● REQUIRED WORK:
Wherever "unrealizedGainLoss" appears in a line, copy that line.

═══ PROVIDED DATA ═══

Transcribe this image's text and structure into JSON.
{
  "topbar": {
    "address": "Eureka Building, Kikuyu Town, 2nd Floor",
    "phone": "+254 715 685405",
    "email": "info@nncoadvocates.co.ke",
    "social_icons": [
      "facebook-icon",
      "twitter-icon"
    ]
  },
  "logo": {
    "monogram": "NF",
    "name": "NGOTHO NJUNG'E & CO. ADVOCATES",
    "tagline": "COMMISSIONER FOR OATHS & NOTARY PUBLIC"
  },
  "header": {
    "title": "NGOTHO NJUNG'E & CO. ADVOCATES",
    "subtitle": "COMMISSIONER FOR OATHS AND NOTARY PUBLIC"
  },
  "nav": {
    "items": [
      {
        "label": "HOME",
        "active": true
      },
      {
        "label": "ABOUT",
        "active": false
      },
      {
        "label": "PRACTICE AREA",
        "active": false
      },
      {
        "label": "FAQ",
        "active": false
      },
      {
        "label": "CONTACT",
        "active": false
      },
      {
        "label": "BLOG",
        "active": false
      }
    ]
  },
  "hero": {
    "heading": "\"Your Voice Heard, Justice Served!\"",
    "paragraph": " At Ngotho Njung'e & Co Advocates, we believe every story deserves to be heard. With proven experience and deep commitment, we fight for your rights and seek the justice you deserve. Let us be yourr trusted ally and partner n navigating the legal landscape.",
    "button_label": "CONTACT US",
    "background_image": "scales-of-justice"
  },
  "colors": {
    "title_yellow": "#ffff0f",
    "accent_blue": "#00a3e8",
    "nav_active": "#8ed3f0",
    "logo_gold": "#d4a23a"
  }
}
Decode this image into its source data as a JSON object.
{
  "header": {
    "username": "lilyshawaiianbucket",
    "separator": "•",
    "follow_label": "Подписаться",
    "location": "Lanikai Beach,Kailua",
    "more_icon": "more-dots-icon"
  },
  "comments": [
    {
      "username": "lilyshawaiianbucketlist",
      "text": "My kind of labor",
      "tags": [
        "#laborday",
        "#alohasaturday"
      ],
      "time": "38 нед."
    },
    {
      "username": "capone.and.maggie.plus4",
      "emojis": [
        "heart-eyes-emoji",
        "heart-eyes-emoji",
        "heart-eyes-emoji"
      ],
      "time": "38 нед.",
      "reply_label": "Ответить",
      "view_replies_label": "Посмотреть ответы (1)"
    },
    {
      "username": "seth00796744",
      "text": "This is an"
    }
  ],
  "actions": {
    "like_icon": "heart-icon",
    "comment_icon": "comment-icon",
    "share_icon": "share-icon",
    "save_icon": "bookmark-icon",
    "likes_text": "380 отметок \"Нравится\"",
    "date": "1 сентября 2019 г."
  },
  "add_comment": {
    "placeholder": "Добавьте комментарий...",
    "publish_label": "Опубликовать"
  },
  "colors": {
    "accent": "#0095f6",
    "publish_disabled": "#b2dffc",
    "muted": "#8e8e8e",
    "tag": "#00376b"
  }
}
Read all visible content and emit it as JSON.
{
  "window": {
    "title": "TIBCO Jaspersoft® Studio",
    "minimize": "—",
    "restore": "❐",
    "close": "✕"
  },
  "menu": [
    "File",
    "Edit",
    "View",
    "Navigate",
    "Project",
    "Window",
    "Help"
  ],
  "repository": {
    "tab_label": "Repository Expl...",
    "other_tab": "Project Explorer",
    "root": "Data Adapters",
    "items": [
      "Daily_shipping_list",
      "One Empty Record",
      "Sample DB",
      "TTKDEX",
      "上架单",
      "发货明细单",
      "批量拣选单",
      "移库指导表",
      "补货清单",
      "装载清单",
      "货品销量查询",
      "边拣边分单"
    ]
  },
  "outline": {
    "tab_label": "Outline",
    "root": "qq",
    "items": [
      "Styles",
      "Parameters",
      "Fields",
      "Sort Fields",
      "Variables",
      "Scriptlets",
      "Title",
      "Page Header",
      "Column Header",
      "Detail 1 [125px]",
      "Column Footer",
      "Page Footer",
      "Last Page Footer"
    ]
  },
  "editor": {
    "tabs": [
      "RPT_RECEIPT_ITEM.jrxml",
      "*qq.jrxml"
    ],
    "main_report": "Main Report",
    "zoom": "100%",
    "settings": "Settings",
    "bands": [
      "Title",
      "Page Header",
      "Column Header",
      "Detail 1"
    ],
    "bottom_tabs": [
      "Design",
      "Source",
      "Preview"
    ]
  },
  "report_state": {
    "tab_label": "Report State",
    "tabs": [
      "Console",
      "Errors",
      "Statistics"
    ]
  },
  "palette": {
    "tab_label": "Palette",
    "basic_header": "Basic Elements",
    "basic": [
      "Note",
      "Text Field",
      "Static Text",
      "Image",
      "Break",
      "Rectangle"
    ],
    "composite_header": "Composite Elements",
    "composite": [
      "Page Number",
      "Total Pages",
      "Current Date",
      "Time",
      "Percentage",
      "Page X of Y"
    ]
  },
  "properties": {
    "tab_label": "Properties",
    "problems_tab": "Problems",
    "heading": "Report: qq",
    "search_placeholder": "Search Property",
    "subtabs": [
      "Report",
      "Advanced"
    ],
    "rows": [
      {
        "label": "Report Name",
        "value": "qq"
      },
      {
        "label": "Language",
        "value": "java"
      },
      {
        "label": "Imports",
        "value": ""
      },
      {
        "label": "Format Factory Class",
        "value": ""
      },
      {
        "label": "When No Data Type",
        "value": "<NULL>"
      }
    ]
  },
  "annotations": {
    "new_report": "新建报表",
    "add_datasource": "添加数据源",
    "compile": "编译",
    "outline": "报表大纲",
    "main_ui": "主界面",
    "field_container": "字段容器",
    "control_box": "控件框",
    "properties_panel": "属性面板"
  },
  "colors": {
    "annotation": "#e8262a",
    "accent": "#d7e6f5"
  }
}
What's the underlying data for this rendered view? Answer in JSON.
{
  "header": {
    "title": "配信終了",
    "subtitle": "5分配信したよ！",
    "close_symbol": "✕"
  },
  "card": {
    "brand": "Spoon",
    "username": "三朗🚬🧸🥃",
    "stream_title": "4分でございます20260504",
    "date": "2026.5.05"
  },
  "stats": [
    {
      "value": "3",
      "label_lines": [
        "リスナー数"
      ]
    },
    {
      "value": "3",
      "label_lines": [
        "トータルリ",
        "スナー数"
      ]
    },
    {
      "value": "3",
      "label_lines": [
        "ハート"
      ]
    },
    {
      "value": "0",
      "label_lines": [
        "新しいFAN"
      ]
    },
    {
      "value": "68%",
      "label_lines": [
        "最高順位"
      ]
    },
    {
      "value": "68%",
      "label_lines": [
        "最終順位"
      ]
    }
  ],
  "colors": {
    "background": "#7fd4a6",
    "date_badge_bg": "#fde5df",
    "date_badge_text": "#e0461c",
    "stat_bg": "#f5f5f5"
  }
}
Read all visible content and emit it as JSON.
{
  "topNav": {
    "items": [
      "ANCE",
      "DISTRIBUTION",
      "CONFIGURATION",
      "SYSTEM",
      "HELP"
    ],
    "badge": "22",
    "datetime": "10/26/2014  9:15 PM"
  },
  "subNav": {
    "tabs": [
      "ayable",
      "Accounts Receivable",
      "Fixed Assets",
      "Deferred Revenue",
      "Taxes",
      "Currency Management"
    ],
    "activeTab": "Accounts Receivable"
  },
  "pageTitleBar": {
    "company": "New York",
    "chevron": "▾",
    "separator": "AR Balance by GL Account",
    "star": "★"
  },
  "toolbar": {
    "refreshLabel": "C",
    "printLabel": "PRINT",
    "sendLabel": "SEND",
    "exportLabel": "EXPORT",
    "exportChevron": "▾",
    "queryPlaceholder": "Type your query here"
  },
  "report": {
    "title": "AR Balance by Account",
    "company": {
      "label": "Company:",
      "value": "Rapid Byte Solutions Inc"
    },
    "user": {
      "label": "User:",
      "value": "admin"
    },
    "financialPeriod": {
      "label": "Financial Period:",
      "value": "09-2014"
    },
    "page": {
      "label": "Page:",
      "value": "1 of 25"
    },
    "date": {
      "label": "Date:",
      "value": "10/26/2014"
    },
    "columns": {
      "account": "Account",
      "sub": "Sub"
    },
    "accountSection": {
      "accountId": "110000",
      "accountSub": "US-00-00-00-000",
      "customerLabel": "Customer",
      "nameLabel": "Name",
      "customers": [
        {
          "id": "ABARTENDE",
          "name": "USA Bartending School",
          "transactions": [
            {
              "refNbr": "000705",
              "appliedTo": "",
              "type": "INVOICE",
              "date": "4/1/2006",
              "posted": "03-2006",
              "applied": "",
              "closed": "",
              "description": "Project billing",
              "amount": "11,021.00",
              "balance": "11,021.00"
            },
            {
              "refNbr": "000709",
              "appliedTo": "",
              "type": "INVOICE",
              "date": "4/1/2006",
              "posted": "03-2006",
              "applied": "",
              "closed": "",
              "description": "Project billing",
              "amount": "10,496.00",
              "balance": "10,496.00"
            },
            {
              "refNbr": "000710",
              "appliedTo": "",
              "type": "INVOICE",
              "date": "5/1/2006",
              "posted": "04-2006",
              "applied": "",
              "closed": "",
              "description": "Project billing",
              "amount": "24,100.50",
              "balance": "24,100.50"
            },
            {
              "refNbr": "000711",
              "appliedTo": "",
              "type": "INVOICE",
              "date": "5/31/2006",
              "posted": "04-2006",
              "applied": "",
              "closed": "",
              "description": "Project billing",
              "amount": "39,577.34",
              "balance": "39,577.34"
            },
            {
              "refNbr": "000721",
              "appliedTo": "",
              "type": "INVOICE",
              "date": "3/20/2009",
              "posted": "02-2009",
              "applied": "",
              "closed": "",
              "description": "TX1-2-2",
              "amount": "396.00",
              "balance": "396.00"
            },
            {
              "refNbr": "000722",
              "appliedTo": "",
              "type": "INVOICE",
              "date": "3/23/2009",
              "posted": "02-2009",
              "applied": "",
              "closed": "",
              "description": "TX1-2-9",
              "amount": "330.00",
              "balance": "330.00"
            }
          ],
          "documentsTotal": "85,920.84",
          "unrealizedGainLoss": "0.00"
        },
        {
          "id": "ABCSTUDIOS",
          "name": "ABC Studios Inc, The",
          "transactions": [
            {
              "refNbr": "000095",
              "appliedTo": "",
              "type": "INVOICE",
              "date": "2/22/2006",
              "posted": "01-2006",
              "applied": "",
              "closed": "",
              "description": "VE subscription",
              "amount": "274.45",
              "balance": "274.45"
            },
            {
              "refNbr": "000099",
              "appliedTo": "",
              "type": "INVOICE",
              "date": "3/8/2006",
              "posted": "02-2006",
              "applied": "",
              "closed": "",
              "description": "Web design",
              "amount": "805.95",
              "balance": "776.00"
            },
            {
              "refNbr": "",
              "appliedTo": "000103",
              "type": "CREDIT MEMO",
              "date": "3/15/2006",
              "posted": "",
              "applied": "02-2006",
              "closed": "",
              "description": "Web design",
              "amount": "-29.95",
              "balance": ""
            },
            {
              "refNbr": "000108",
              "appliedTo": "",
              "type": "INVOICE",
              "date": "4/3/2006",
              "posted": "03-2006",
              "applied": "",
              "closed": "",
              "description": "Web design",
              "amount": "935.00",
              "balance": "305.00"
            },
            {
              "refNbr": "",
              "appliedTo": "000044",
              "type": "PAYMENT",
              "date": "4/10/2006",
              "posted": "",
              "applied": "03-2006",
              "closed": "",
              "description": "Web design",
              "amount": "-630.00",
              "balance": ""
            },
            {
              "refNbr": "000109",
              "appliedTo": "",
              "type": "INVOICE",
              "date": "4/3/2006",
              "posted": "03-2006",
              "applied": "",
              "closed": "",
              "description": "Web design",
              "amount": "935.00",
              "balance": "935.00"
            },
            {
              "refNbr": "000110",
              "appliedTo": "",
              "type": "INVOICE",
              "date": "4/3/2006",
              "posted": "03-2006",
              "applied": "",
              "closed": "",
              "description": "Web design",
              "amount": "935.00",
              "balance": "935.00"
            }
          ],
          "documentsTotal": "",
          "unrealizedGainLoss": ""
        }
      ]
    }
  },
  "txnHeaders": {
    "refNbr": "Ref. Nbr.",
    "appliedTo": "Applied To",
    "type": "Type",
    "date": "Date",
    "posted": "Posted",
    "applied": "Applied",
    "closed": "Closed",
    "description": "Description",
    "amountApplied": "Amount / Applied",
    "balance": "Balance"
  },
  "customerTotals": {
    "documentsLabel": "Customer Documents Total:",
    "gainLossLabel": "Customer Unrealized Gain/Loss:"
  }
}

═══

● PROBLEM SOLUTION:
          "unrealizedGainLoss": "0.00"
          "unrealizedGainLoss": ""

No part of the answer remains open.